- Original UK quad poster by Renato Fratini
- Directed by: Gerald Thomas
- Written by: Talbot Rothwell
- Produced by: Peter Rogers
- Starring: Frankie Howerd Sid James Kenneth Williams Charles Hawtrey Jim Dale Barbara Windsor Hattie Jacques Joan Sims Anita Harris Bernard Bresslaw
- Cinematography: Alan Hume
- Edited by: Alfred Roome
- Music by: Eric Rogers
- Distributed by: The Rank Organisation (UK)
- Release date: 21 November 1967;
- Running time: 94 minutes
- Country: United Kingdom
- Language: English
- Budget: £214,000

= Carry On Doctor =

1967 British comedy film by Gerald Thomas

Carry On Doctor is a 1967 British comedy film, the 15th in the series of 31 Carry On films (1958–1992). It is the second in the series to have a medical theme. Frankie Howerd makes the first of his two appearances in the film series and stars alongside regulars Sid James, Kenneth Williams, Jim Dale, Charles Hawtrey, Joan Sims, Peter Butterworth, and Bernard Bresslaw. Hattie Jacques returns for the first time since Carry On Cabby four years earlier, while Barbara Windsor returns after her debut in Carry On Spying three years earlier. Carry On Doctor marks Anita Harris's second and final appearance in the series. The film was followed by Carry On Up the Khyber in 1968.

==Plot==
Charlatan faith healer Francis Bigger, who convinces attendees, with the help of his assistant Chloe Gibson, that "mind over matter" is more effective than medical treatment, suffers an accident during one of his lectures. Admitted to the local hospital, he quickly demands a private room after encountering his ward's eccentric patients: bedridden layabout Charlie Roper, who fakes symptoms to stay in hospital; Ken Biddle who, while recovering from an operation, makes frequent trips to the ladies' ward to flirt with his love interest, Mavis Winkle; and Mr Barron, whose mental health has declined following news his wife is due to give birth to their first child, leaving him suffering sympathy pains. During Bigger's stay in hospital, he meets the clumsy yet charming Dr. Jim Kilmore, who is popular with the patients and loved from afar by the beautiful Nurse Clarke, who subsequently causes him trouble by accident while being checked over. The day after his admission, Bigger meets Dr. Kenneth Tinkle, Kilmore's superior, who is detested by the patients as much as is the battleaxe Matron, Lavinia, who harbors an unrequited love for Tinkle.

* Document understanding data:
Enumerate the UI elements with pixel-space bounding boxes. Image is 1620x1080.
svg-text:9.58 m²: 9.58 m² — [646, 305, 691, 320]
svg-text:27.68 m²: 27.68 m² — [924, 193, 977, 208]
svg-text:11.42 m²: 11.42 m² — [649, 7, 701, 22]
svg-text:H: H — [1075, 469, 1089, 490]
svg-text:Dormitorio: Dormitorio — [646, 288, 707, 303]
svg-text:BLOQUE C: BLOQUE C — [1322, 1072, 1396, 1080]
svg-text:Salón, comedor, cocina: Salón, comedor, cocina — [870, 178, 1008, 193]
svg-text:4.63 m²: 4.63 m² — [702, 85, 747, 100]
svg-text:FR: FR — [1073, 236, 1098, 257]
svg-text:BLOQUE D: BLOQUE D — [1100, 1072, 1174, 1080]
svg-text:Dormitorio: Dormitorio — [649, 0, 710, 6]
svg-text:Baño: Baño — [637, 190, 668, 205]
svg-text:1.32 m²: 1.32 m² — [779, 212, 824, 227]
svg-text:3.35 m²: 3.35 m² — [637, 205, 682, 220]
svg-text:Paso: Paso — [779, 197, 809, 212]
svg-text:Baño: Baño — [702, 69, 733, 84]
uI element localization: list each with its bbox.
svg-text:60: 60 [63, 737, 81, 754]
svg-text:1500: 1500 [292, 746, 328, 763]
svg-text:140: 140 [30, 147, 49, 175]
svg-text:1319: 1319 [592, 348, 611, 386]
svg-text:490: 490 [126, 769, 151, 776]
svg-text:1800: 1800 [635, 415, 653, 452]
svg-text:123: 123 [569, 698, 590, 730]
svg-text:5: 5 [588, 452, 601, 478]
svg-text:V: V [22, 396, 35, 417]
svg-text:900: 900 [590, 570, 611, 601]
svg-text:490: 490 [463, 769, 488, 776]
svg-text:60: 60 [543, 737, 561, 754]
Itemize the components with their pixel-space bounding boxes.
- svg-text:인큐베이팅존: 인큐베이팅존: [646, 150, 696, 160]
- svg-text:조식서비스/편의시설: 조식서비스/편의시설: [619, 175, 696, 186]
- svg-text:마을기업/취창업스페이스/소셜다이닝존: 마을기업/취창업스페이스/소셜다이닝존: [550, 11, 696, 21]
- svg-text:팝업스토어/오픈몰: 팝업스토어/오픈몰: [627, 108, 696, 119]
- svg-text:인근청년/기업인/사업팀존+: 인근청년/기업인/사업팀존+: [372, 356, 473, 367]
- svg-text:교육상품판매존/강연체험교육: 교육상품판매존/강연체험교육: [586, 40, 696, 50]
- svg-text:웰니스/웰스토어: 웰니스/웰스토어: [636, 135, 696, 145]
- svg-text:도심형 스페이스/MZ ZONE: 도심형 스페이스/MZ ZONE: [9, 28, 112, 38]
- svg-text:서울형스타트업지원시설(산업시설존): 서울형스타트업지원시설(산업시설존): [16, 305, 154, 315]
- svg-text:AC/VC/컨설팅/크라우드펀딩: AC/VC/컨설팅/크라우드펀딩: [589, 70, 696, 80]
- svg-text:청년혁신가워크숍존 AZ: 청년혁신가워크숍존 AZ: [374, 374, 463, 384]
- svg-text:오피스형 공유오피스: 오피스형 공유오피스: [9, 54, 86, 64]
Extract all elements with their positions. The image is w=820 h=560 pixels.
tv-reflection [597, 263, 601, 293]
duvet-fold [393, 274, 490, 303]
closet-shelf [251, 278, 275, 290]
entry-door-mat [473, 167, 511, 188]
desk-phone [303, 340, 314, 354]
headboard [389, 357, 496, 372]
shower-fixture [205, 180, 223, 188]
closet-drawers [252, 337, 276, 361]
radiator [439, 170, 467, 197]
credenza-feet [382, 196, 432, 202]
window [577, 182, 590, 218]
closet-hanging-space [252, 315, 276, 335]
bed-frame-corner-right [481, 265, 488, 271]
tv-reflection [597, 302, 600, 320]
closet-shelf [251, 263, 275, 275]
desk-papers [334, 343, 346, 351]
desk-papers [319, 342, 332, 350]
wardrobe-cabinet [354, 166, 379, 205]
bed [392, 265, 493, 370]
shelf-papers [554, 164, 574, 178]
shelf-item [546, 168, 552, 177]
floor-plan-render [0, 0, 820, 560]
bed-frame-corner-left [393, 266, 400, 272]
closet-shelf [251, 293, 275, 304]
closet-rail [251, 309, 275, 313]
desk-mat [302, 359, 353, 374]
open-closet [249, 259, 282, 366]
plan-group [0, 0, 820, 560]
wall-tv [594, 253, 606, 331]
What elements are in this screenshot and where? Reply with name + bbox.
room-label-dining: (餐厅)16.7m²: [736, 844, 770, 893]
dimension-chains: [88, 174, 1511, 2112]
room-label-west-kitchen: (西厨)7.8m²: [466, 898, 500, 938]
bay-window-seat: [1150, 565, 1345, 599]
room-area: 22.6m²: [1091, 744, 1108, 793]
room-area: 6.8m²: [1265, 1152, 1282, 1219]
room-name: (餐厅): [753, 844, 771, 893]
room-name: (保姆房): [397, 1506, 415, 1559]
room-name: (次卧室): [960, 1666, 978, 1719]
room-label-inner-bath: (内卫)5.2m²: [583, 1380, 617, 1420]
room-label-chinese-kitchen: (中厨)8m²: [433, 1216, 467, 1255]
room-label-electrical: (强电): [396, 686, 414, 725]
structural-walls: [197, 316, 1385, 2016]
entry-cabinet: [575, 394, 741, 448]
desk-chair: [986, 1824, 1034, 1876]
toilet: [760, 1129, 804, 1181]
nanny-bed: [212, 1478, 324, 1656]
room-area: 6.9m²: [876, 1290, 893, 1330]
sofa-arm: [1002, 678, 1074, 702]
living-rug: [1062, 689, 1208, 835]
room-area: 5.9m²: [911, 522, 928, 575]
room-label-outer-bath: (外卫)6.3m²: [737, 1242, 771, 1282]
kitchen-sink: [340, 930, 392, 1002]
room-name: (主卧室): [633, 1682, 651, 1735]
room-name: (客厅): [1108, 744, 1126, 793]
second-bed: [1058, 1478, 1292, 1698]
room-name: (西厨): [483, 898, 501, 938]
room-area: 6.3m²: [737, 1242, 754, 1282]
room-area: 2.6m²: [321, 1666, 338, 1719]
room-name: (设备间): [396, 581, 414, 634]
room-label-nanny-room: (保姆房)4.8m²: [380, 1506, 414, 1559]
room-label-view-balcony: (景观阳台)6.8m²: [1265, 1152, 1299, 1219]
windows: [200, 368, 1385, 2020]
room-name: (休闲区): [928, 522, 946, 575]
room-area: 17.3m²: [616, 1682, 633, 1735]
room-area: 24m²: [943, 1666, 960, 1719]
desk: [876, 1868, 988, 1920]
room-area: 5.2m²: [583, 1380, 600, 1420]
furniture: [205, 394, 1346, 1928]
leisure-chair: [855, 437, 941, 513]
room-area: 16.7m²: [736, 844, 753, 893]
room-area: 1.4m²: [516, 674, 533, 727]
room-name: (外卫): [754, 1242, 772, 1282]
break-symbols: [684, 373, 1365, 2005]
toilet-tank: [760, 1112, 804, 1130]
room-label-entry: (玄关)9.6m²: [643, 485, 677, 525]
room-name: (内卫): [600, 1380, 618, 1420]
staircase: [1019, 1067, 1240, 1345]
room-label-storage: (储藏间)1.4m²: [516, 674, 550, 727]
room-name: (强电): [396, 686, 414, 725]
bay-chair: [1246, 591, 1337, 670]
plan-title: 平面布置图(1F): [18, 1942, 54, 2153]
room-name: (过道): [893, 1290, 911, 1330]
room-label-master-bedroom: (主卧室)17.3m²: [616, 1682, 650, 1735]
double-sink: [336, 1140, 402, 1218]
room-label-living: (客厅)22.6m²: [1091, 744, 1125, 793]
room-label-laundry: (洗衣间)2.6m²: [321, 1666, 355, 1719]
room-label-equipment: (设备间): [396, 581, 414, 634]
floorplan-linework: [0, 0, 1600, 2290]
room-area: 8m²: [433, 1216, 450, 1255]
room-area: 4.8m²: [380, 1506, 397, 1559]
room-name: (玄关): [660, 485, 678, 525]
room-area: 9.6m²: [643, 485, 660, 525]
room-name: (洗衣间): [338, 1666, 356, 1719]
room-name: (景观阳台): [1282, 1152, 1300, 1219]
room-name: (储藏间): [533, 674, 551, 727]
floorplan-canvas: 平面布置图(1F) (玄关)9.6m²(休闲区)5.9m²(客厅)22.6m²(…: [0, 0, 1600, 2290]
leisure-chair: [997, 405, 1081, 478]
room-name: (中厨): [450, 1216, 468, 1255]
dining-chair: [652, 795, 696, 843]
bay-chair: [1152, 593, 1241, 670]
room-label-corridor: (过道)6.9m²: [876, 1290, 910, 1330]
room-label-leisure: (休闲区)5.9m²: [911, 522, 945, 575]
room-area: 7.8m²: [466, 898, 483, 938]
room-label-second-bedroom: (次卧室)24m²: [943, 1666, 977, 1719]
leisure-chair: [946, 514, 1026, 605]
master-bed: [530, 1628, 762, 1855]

* What to work on:
1. Rewrite the paragraph of the Carry On Doctor article that begins "Carry On Doctor is a 1967 British comedy film" in a shorter form that keeps its main facts.
2. Write the next part of the Carry On Doctor article, continuing the plot summary after its last sentence.

* Responses:
1. Carry On Doctor (1967) is the 15th of the 31 Carry On films and the second with a medical theme. Frankie Howerd makes the first of his two series appearances alongside regulars Sid James, Kenneth Williams, Jim Dale, Charles Hawtrey, Joan Sims, Peter Butterworth and Bernard Bresslaw. Hattie Jacques returns for the first time since Carry On Cabby, and Barbara Windsor returns after her debut in Carry On Spying. Anita Harris makes her second and final appearance. Carry On Up the Khyber followed in 1968.

2.
Shortly after Bigger's arrival, the hospital receives a novice nurse, Sandra May, who reveals to Clarke that she intends to meet Tinkle to repay him for saving her life - although in reality, she was merely given treatment for tonsillitis. After completing a shift on the wards, May heads for Tinkle's room to profess her love for him, violating hospital rules that female staff are not permitted in the male quarters. However, Tinkle cruelly rebuffs her affection, only to find himself caught in an awkward situation by Kilmore and Matron. Fearing for his position, after the departure of May and Kilmore, Tinkle contrives with Lavinia to cover up the truth. An opportunity soon arises for Tinkle to be rid of Kilmore. The young doctor spots May going onto the roof of the nurse's home and believes she is going to commit suicide after her encounter with Tinkle, unaware she intends to sunbathe. In trying to rescue her, Kilmore creates an unfortunate scene that leaves him subject to claims of sexual deviancy.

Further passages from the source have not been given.